▶ LISTED RECORDS:
========

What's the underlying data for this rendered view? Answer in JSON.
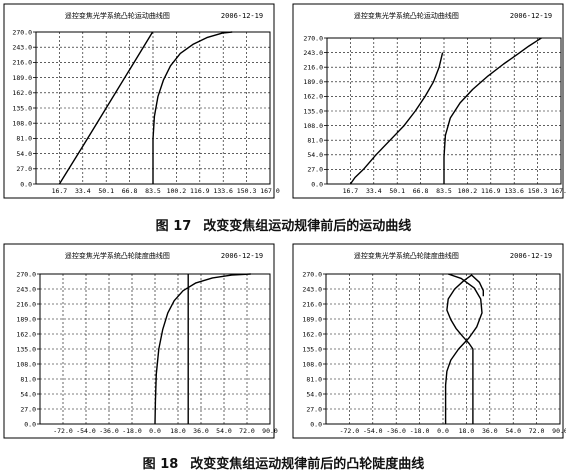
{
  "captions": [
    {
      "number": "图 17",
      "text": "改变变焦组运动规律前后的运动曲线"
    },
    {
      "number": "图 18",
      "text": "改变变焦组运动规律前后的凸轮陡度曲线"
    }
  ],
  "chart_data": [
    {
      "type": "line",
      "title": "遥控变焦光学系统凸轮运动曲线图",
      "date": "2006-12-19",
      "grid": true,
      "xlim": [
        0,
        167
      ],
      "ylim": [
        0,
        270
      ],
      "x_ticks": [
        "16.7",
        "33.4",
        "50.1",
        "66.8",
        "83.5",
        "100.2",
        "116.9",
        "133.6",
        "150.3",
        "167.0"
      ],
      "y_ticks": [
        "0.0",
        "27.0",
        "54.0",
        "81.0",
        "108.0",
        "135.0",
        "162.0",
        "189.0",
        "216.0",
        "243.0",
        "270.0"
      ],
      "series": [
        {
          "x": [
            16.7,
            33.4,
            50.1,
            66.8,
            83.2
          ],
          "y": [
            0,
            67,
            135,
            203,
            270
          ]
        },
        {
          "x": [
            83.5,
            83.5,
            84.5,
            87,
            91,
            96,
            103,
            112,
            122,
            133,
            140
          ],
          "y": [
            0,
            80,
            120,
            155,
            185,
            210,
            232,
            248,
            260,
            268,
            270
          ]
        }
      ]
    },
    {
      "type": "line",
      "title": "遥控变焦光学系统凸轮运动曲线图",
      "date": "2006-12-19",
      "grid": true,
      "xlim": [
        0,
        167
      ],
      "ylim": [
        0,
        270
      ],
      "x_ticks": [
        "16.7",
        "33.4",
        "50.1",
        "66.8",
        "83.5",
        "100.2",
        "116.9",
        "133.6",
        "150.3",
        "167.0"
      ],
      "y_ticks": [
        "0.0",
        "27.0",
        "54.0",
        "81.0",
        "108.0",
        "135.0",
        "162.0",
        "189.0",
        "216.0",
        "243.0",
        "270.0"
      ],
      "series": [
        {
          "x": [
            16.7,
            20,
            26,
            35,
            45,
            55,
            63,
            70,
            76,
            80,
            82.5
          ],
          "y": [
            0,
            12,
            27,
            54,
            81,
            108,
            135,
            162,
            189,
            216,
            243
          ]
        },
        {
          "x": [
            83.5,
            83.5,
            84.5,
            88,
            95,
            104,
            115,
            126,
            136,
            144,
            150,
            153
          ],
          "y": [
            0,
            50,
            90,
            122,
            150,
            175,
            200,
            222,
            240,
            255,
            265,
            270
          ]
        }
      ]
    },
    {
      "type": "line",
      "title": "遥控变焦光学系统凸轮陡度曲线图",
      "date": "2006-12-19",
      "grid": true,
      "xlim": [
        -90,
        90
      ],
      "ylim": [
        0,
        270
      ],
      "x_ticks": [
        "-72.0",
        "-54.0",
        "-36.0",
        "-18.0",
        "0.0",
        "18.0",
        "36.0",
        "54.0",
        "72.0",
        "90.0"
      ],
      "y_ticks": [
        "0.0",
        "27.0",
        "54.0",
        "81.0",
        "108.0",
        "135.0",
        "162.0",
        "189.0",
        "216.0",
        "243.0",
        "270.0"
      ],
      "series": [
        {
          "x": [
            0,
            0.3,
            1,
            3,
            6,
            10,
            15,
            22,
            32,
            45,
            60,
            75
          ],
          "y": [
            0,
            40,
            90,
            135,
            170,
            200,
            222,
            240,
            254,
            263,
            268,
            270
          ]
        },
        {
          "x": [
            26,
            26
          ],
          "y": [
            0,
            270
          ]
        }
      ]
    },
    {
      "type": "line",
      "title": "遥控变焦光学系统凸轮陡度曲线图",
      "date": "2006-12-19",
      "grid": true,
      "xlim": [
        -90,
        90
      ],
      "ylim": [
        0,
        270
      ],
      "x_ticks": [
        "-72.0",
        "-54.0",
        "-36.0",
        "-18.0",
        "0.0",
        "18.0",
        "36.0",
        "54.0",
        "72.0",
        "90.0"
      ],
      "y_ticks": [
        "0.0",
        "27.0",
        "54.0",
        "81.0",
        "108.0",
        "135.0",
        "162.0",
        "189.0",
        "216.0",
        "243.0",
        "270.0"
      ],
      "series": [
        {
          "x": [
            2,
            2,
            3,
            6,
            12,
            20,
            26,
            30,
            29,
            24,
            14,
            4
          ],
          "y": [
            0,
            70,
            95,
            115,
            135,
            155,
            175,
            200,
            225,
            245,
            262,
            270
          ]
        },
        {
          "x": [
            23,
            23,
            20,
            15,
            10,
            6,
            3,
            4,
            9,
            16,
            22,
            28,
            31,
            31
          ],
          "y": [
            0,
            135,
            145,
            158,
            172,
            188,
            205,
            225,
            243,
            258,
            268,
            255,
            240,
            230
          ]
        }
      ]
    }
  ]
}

========

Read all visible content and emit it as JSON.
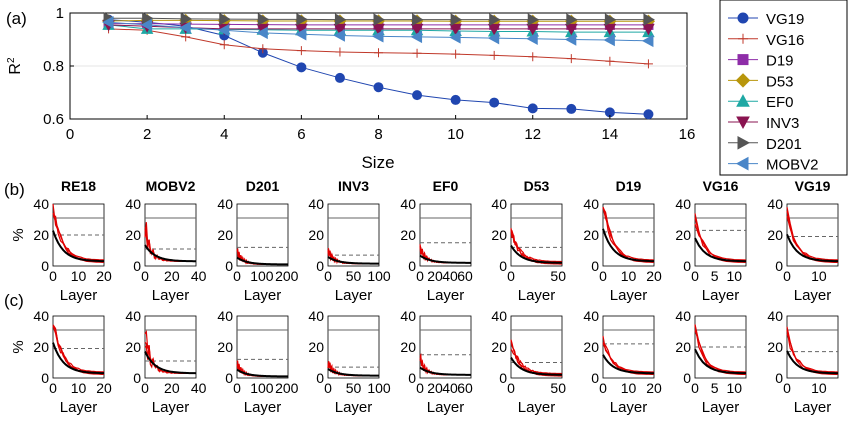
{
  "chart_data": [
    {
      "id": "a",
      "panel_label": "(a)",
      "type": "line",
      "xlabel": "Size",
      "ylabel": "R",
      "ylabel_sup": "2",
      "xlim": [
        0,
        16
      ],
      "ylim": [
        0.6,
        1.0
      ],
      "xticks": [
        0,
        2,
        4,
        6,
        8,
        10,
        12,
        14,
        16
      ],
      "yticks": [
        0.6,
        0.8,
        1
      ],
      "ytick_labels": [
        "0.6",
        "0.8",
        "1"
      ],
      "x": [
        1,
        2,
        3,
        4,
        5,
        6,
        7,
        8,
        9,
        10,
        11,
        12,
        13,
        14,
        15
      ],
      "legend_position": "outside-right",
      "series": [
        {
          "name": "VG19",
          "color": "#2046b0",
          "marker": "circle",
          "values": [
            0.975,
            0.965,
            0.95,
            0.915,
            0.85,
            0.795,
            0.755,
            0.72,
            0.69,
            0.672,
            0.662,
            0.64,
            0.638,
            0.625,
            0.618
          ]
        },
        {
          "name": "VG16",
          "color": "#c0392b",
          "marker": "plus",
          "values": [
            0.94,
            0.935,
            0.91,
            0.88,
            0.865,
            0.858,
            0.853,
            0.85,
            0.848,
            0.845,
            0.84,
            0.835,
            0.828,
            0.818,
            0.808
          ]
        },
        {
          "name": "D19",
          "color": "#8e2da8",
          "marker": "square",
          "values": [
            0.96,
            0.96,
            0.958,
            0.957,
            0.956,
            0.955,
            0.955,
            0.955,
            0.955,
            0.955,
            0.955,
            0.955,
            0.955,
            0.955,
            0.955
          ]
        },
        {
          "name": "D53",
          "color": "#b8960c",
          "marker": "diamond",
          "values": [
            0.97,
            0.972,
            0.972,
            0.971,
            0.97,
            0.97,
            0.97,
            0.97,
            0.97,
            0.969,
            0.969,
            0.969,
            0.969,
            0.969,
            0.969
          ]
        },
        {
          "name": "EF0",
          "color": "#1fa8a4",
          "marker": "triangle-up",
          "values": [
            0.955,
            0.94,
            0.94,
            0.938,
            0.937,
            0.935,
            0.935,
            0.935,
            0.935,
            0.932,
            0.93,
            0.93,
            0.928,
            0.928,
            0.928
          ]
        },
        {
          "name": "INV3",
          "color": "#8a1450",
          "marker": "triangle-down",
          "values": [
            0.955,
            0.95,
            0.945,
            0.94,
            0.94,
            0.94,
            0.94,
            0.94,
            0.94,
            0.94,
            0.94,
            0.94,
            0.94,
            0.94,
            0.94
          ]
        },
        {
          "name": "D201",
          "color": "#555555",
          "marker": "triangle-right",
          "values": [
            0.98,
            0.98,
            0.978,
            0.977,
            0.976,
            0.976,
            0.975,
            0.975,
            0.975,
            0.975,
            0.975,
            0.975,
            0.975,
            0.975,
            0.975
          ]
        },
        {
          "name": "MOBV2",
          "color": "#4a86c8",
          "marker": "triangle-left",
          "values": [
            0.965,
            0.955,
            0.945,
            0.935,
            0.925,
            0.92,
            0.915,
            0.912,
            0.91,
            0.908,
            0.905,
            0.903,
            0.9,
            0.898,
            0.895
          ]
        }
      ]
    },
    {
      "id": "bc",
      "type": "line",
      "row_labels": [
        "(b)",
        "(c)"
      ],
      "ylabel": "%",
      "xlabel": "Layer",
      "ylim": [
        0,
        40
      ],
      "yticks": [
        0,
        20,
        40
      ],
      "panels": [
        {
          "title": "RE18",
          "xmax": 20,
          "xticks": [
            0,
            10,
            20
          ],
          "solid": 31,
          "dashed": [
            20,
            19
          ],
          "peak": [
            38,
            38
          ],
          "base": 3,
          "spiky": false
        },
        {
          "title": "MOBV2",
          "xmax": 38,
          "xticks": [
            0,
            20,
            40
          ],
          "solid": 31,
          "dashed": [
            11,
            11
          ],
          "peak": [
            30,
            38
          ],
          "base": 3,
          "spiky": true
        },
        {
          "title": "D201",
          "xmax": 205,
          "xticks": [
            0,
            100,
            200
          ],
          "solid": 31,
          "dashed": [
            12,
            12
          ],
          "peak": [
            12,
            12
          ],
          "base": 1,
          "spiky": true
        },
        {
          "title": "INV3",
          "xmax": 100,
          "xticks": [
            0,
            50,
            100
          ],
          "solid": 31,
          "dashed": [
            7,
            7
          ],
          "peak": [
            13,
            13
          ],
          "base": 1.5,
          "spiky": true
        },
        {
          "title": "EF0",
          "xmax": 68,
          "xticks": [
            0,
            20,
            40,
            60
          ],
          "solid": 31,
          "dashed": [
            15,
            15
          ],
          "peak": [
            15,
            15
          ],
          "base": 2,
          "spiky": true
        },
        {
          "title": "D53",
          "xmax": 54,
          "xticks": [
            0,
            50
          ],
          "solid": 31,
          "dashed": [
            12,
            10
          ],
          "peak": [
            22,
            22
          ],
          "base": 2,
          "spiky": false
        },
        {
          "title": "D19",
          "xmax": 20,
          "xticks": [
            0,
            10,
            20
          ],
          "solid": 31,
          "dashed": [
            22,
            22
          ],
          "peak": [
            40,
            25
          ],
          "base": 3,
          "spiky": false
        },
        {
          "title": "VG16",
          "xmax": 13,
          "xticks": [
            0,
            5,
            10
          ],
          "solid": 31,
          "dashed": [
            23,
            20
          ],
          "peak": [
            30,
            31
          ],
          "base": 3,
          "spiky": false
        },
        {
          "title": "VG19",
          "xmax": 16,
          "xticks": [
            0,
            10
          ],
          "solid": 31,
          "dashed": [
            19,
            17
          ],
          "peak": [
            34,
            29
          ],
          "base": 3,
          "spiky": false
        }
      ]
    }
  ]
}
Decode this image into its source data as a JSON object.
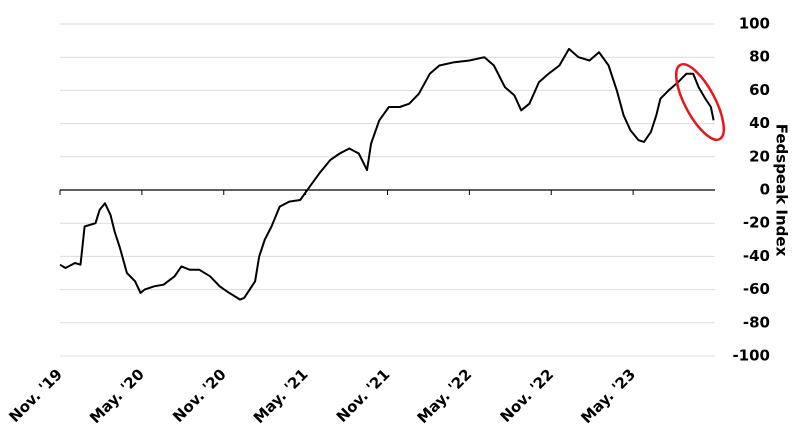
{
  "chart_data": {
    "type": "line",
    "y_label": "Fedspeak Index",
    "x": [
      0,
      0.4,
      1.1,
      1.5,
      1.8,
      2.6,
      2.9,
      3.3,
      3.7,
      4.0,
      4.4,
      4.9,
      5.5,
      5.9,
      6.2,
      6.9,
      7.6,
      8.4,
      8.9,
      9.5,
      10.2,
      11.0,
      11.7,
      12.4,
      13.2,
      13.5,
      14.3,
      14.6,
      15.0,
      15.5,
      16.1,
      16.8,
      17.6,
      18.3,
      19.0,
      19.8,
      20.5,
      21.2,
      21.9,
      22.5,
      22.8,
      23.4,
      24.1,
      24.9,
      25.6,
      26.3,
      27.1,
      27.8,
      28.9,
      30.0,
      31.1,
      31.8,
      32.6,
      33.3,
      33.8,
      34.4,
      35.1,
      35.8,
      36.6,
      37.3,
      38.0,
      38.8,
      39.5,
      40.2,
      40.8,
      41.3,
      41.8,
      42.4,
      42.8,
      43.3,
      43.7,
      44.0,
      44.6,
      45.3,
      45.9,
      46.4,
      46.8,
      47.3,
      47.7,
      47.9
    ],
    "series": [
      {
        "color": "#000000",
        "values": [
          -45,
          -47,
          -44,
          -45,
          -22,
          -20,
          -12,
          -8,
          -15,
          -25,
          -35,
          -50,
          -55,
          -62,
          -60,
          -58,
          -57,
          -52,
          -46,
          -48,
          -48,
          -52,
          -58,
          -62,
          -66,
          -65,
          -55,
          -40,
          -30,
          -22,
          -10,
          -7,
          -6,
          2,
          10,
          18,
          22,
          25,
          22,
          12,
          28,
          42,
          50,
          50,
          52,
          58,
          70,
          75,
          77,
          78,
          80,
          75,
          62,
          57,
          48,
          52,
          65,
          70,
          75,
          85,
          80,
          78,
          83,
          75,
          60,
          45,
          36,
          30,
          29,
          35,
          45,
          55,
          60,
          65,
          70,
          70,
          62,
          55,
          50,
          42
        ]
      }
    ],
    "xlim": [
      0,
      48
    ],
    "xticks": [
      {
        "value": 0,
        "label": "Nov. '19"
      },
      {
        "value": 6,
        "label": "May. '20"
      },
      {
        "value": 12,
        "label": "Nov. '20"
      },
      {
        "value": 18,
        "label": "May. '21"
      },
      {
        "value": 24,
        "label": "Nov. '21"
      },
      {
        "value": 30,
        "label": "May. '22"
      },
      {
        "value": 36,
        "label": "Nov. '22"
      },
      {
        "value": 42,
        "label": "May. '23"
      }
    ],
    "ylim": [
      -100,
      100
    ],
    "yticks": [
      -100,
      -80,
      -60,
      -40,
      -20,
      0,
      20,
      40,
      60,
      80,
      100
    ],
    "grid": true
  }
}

========

▶ WHAT THE TASK REQUIRES:
Scan the records above for the string "name", then select every line that holds it.

▶ THE RESULT:
          "name": "VG19",
          "name": "VG16",
          "name": "D19",
          "name": "D53",
          "name": "EF0",
          "name": "INV3",
          "name": "D201",
          "name": "MOBV2",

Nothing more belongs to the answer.